(Dataset excerpt)
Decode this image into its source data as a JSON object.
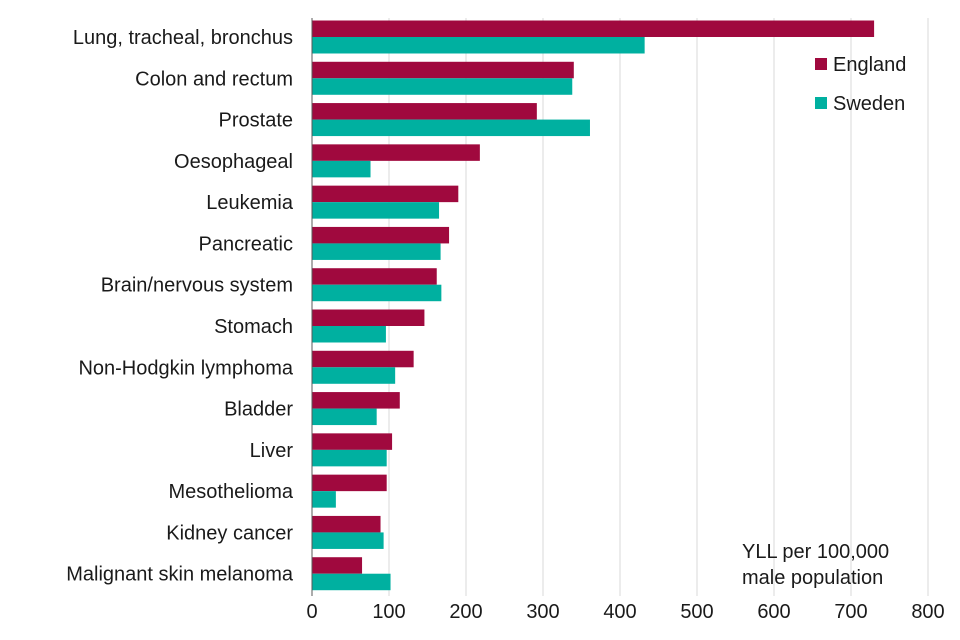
{
  "chart_data": {
    "type": "bar",
    "orientation": "horizontal",
    "categories": [
      "Lung, tracheal, bronchus",
      "Colon and rectum",
      "Prostate",
      "Oesophageal",
      "Leukemia",
      "Pancreatic",
      "Brain/nervous system",
      "Stomach",
      "Non-Hodgkin lymphoma",
      "Bladder",
      "Liver",
      "Mesothelioma",
      "Kidney cancer",
      "Malignant skin melanoma"
    ],
    "series": [
      {
        "name": "England",
        "color": "#A0093E",
        "values": [
          730,
          340,
          292,
          218,
          190,
          178,
          162,
          146,
          132,
          114,
          104,
          97,
          89,
          65
        ]
      },
      {
        "name": "Sweden",
        "color": "#00B0A0",
        "values": [
          432,
          338,
          361,
          76,
          165,
          167,
          168,
          96,
          108,
          84,
          97,
          31,
          93,
          102
        ]
      }
    ],
    "xlim": [
      0,
      800
    ],
    "xticks": [
      "0",
      "100",
      "200",
      "300",
      "400",
      "500",
      "600",
      "700",
      "800"
    ],
    "grid": "vertical",
    "legend_position": "top-right",
    "annotation_lines": [
      "YLL per 100,000",
      "male population"
    ]
  }
}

WHAT IS EXPECTED: Write out the listing word for word, omitting the pictures it holds.

REPLY TO THE EXERCISE:
Decode this image into its source data as a JSON object.
{
  "chart_data": {
    "type": "bar",
    "orientation": "horizontal",
    "categories": [
      "Lung, tracheal, bronchus",
      "Colon and rectum",
      "Prostate",
      "Oesophageal",
      "Leukemia",
      "Pancreatic",
      "Brain/nervous system",
      "Stomach",
      "Non-Hodgkin lymphoma",
      "Bladder",
      "Liver",
      "Mesothelioma",
      "Kidney cancer",
      "Malignant skin melanoma"
    ],
    "series": [
      {
        "name": "England",
        "color": "#A0093E",
        "values": [
          730,
          340,
          292,
          218,
          190,
          178,
          162,
          146,
          132,
          114,
          104,
          97,
          89,
          65
        ]
      },
      {
        "name": "Sweden",
        "color": "#00B0A0",
        "values": [
          432,
          338,
          361,
          76,
          165,
          167,
          168,
          96,
          108,
          84,
          97,
          31,
          93,
          102
        ]
      }
    ],
    "xlim": [
      0,
      800
    ],
    "xticks": [
      "0",
      "100",
      "200",
      "300",
      "400",
      "500",
      "600",
      "700",
      "800"
    ],
    "grid": "vertical",
    "legend_position": "top-right",
    "annotation_lines": [
      "YLL per 100,000",
      "male population"
    ]
  }
}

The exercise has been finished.